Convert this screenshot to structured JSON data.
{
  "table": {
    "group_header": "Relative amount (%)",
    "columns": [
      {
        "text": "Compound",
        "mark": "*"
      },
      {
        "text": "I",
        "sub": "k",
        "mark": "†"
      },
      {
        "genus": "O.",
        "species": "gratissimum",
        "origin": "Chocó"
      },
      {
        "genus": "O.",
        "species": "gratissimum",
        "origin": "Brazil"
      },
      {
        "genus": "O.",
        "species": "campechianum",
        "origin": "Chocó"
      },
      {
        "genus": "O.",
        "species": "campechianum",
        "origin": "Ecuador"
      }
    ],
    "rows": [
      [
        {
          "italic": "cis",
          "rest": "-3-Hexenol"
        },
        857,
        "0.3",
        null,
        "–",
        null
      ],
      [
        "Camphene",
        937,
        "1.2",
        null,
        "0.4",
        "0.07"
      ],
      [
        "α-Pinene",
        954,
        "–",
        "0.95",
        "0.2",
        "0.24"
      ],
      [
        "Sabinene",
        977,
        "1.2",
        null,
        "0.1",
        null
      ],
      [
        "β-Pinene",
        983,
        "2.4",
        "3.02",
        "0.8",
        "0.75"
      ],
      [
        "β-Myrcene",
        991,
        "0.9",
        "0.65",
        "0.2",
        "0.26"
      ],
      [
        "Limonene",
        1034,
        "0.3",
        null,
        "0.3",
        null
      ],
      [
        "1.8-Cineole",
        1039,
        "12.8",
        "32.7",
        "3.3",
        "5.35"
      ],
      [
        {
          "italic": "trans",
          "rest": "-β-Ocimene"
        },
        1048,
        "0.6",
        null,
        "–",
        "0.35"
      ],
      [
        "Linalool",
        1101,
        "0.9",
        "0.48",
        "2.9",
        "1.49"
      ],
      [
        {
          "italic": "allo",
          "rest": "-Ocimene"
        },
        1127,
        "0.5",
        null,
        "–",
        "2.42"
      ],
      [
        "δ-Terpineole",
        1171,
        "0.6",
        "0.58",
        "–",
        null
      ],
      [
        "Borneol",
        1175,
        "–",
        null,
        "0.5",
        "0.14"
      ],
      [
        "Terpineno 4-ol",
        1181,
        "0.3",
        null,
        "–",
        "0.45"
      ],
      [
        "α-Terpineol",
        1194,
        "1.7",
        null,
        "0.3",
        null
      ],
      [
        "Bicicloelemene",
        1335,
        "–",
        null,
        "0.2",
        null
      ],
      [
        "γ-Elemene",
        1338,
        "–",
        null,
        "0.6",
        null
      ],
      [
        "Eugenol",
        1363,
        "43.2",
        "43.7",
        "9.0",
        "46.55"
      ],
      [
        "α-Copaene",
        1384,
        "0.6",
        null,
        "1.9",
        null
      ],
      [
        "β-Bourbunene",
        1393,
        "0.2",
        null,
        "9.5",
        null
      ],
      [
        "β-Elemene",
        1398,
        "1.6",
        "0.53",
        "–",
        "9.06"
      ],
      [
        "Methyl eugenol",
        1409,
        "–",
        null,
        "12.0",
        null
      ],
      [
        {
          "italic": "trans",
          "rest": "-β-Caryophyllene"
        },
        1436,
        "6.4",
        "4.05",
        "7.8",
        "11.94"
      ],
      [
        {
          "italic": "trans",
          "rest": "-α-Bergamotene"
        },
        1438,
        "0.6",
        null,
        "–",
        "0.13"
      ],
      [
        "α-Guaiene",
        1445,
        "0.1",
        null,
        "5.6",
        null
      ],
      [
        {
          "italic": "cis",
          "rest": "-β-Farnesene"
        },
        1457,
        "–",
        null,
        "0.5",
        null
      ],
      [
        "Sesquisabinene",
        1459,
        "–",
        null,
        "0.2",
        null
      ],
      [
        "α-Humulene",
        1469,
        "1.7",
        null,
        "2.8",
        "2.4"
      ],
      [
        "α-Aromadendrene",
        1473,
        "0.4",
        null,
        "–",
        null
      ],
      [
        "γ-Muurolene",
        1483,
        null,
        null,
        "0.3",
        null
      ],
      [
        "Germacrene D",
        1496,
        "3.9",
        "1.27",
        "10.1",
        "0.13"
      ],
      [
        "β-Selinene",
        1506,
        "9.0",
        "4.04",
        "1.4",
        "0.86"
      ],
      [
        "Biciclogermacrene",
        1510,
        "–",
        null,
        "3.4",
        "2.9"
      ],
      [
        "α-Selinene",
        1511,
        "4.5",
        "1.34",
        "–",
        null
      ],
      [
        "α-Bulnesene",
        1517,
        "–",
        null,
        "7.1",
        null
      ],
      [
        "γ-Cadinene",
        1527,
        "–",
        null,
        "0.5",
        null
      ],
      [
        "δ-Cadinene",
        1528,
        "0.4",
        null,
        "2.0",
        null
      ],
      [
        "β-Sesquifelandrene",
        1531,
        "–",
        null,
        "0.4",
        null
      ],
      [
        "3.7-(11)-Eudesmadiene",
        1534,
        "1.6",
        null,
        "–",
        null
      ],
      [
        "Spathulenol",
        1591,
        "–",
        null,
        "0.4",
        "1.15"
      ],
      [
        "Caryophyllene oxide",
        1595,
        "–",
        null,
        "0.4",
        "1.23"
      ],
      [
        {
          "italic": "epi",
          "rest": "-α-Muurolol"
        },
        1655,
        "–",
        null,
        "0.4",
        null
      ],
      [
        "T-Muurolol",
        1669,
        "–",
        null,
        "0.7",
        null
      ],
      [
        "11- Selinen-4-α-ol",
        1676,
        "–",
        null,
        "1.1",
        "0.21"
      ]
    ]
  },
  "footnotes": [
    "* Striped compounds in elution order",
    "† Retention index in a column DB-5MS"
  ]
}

» **Short exercise**
Copy the material above back out, exactly as written.

» **Output**
Convert this screenshot to structured JSON data.
{
  "table": {
    "group_header": "Relative amount (%)",
    "columns": [
      {
        "text": "Compound",
        "mark": "*"
      },
      {
        "text": "I",
        "sub": "k",
        "mark": "†"
      },
      {
        "genus": "O.",
        "species": "gratissimum",
        "origin": "Chocó"
      },
      {
        "genus": "O.",
        "species": "gratissimum",
        "origin": "Brazil"
      },
      {
        "genus": "O.",
        "species": "campechianum",
        "origin": "Chocó"
      },
      {
        "genus": "O.",
        "species": "campechianum",
        "origin": "Ecuador"
      }
    ],
    "rows": [
      [
        {
          "italic": "cis",
          "rest": "-3-Hexenol"
        },
        857,
        "0.3",
        null,
        "–",
        null
      ],
      [
        "Camphene",
        937,
        "1.2",
        null,
        "0.4",
        "0.07"
      ],
      [
        "α-Pinene",
        954,
        "–",
        "0.95",
        "0.2",
        "0.24"
      ],
      [
        "Sabinene",
        977,
        "1.2",
        null,
        "0.1",
        null
      ],
      [
        "β-Pinene",
        983,
        "2.4",
        "3.02",
        "0.8",
        "0.75"
      ],
      [
        "β-Myrcene",
        991,
        "0.9",
        "0.65",
        "0.2",
        "0.26"
      ],
      [
        "Limonene",
        1034,
        "0.3",
        null,
        "0.3",
        null
      ],
      [
        "1.8-Cineole",
        1039,
        "12.8",
        "32.7",
        "3.3",
        "5.35"
      ],
      [
        {
          "italic": "trans",
          "rest": "-β-Ocimene"
        },
        1048,
        "0.6",
        null,
        "–",
        "0.35"
      ],
      [
        "Linalool",
        1101,
        "0.9",
        "0.48",
        "2.9",
        "1.49"
      ],
      [
        {
          "italic": "allo",
          "rest": "-Ocimene"
        },
        1127,
        "0.5",
        null,
        "–",
        "2.42"
      ],
      [
        "δ-Terpineole",
        1171,
        "0.6",
        "0.58",
        "–",
        null
      ],
      [
        "Borneol",
        1175,
        "–",
        null,
        "0.5",
        "0.14"
      ],
      [
        "Terpineno 4-ol",
        1181,
        "0.3",
        null,
        "–",
        "0.45"
      ],
      [
        "α-Terpineol",
        1194,
        "1.7",
        null,
        "0.3",
        null
      ],
      [
        "Bicicloelemene",
        1335,
        "–",
        null,
        "0.2",
        null
      ],
      [
        "γ-Elemene",
        1338,
        "–",
        null,
        "0.6",
        null
      ],
      [
        "Eugenol",
        1363,
        "43.2",
        "43.7",
        "9.0",
        "46.55"
      ],
      [
        "α-Copaene",
        1384,
        "0.6",
        null,
        "1.9",
        null
      ],
      [
        "β-Bourbunene",
        1393,
        "0.2",
        null,
        "9.5",
        null
      ],
      [
        "β-Elemene",
        1398,
        "1.6",
        "0.53",
        "–",
        "9.06"
      ],
      [
        "Methyl eugenol",
        1409,
        "–",
        null,
        "12.0",
        null
      ],
      [
        {
          "italic": "trans",
          "rest": "-β-Caryophyllene"
        },
        1436,
        "6.4",
        "4.05",
        "7.8",
        "11.94"
      ],
      [
        {
          "italic": "trans",
          "rest": "-α-Bergamotene"
        },
        1438,
        "0.6",
        null,
        "–",
        "0.13"
      ],
      [
        "α-Guaiene",
        1445,
        "0.1",
        null,
        "5.6",
        null
      ],
      [
        {
          "italic": "cis",
          "rest": "-β-Farnesene"
        },
        1457,
        "–",
        null,
        "0.5",
        null
      ],
      [
        "Sesquisabinene",
        1459,
        "–",
        null,
        "0.2",
        null
      ],
      [
        "α-Humulene",
        1469,
        "1.7",
        null,
        "2.8",
        "2.4"
      ],
      [
        "α-Aromadendrene",
        1473,
        "0.4",
        null,
        "–",
        null
      ],
      [
        "γ-Muurolene",
        1483,
        null,
        null,
        "0.3",
        null
      ],
      [
        "Germacrene D",
        1496,
        "3.9",
        "1.27",
        "10.1",
        "0.13"
      ],
      [
        "β-Selinene",
        1506,
        "9.0",
        "4.04",
        "1.4",
        "0.86"
      ],
      [
        "Biciclogermacrene",
        1510,
        "–",
        null,
        "3.4",
        "2.9"
      ],
      [
        "α-Selinene",
        1511,
        "4.5",
        "1.34",
        "–",
        null
      ],
      [
        "α-Bulnesene",
        1517,
        "–",
        null,
        "7.1",
        null
      ],
      [
        "γ-Cadinene",
        1527,
        "–",
        null,
        "0.5",
        null
      ],
      [
        "δ-Cadinene",
        1528,
        "0.4",
        null,
        "2.0",
        null
      ],
      [
        "β-Sesquifelandrene",
        1531,
        "–",
        null,
        "0.4",
        null
      ],
      [
        "3.7-(11)-Eudesmadiene",
        1534,
        "1.6",
        null,
        "–",
        null
      ],
      [
        "Spathulenol",
        1591,
        "–",
        null,
        "0.4",
        "1.15"
      ],
      [
        "Caryophyllene oxide",
        1595,
        "–",
        null,
        "0.4",
        "1.23"
      ],
      [
        {
          "italic": "epi",
          "rest": "-α-Muurolol"
        },
        1655,
        "–",
        null,
        "0.4",
        null
      ],
      [
        "T-Muurolol",
        1669,
        "–",
        null,
        "0.7",
        null
      ],
      [
        "11- Selinen-4-α-ol",
        1676,
        "–",
        null,
        "1.1",
        "0.21"
      ]
    ]
  },
  "footnotes": [
    "* Striped compounds in elution order",
    "† Retention index in a column DB-5MS"
  ]
}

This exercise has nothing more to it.